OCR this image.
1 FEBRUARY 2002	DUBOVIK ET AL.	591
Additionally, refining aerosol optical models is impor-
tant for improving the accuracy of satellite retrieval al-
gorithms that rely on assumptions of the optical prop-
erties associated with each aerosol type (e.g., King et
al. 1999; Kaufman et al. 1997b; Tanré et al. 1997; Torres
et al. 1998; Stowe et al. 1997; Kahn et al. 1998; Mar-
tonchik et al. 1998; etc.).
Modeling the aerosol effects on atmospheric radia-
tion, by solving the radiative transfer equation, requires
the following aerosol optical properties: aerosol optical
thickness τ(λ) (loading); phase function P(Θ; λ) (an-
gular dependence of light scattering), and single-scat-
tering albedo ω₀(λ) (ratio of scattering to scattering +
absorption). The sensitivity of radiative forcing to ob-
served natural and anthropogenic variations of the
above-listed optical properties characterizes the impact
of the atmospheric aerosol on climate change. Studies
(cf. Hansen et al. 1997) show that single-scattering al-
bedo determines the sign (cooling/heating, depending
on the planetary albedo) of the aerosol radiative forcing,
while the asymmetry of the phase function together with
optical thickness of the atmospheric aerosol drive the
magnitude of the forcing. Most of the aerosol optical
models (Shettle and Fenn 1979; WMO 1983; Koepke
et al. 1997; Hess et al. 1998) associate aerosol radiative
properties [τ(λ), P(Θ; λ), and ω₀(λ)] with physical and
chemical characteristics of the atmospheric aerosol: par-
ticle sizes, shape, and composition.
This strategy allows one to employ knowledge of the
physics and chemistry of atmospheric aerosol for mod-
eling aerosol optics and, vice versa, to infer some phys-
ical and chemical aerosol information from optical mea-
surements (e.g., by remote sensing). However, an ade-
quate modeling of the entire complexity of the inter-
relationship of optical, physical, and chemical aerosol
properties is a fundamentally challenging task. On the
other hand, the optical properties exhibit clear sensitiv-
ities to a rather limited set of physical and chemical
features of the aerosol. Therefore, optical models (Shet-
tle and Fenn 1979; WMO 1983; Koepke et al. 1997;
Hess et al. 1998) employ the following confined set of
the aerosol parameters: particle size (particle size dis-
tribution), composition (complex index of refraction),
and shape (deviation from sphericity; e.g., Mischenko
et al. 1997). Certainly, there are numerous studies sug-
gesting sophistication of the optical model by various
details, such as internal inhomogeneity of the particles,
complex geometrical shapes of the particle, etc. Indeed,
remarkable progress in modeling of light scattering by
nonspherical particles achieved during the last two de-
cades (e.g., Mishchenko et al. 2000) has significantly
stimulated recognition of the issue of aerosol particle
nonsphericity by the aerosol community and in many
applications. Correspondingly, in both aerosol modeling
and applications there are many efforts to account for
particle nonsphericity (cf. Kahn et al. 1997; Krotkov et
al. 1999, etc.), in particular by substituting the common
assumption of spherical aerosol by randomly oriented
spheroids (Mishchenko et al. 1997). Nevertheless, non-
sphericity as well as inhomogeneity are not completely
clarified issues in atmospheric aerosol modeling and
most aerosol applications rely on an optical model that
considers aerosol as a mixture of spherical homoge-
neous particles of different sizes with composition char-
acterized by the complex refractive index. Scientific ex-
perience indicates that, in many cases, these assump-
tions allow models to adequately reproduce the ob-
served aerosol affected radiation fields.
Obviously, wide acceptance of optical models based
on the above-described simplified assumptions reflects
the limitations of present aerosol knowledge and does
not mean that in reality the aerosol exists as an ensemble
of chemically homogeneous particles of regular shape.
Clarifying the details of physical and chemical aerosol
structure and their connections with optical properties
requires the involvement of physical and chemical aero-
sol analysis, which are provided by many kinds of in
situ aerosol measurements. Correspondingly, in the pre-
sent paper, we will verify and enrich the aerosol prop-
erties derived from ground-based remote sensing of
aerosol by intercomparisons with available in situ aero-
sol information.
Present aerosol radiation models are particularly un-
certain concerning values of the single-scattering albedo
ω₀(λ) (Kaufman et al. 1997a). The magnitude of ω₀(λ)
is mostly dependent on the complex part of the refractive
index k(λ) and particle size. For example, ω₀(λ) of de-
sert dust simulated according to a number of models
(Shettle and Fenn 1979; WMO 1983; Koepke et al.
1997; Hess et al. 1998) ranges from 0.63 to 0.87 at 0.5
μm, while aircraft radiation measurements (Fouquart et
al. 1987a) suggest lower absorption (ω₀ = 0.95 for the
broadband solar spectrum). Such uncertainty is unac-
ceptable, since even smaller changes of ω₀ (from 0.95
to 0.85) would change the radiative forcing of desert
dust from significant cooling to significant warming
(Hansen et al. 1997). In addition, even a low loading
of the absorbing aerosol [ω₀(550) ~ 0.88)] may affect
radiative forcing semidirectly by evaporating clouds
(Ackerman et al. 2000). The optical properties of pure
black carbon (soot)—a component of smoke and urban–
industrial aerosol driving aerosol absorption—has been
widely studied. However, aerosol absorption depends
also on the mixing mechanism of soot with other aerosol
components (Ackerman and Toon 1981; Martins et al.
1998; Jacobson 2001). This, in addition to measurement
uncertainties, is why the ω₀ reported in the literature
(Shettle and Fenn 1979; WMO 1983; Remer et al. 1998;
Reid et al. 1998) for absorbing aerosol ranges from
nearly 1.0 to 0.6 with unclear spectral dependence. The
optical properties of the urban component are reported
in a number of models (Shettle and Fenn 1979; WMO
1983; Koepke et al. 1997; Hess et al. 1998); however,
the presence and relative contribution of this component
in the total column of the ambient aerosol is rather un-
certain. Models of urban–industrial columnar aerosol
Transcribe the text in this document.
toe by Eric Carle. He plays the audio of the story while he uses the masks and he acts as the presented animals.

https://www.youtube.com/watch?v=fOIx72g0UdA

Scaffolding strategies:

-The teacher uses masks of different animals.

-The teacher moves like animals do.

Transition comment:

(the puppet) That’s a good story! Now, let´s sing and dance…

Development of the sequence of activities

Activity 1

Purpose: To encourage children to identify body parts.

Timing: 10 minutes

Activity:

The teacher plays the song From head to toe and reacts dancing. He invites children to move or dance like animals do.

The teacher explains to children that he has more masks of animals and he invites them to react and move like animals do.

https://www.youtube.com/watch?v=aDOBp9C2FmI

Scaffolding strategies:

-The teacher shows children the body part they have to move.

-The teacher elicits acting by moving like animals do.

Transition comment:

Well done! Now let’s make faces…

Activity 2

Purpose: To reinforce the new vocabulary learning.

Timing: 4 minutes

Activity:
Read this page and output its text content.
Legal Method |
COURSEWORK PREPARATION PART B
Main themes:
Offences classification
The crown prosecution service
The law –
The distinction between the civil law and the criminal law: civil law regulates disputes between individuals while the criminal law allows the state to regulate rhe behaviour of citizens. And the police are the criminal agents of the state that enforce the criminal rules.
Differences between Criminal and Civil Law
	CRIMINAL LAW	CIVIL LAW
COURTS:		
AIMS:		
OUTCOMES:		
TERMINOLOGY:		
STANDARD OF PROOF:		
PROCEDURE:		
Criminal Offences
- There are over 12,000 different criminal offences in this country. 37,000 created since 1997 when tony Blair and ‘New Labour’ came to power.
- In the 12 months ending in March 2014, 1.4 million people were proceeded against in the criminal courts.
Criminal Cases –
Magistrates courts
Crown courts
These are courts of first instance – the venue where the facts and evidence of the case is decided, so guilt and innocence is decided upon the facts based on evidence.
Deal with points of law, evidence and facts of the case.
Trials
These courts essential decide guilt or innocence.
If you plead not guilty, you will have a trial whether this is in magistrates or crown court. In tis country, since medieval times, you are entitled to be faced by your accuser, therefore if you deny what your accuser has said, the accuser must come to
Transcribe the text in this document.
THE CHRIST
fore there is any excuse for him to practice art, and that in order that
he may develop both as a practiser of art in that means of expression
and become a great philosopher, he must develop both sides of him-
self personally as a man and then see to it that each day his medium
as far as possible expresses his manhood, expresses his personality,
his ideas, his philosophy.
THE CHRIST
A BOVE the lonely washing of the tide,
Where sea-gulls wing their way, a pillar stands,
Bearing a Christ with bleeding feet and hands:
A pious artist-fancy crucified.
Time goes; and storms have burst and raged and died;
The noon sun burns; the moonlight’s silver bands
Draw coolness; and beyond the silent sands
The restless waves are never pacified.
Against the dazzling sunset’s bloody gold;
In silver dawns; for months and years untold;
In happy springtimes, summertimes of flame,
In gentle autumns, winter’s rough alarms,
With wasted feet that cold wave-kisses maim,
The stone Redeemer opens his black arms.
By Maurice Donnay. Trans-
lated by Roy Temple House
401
──────────
The problem — Copy in full each line that holds the word "knowledge".

Solution to the exercise —
This strategy allows one to employ knowledge of the
the limitations of present aerosol knowledge and does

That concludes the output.